Direction - Check every line below for the word "окончиться" and show those that hold it.

Materials provided -
******************************

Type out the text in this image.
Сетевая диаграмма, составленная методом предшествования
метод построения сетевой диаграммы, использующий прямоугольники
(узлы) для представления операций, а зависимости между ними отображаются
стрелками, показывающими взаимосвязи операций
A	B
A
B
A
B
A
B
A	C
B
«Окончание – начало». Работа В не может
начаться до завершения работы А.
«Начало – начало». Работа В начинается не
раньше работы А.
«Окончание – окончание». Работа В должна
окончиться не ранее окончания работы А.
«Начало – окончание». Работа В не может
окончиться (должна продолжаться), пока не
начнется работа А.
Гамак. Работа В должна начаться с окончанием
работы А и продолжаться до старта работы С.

******************************

The output -
окончиться не ранее окончания работы А.
окончиться (должна продолжаться), пока не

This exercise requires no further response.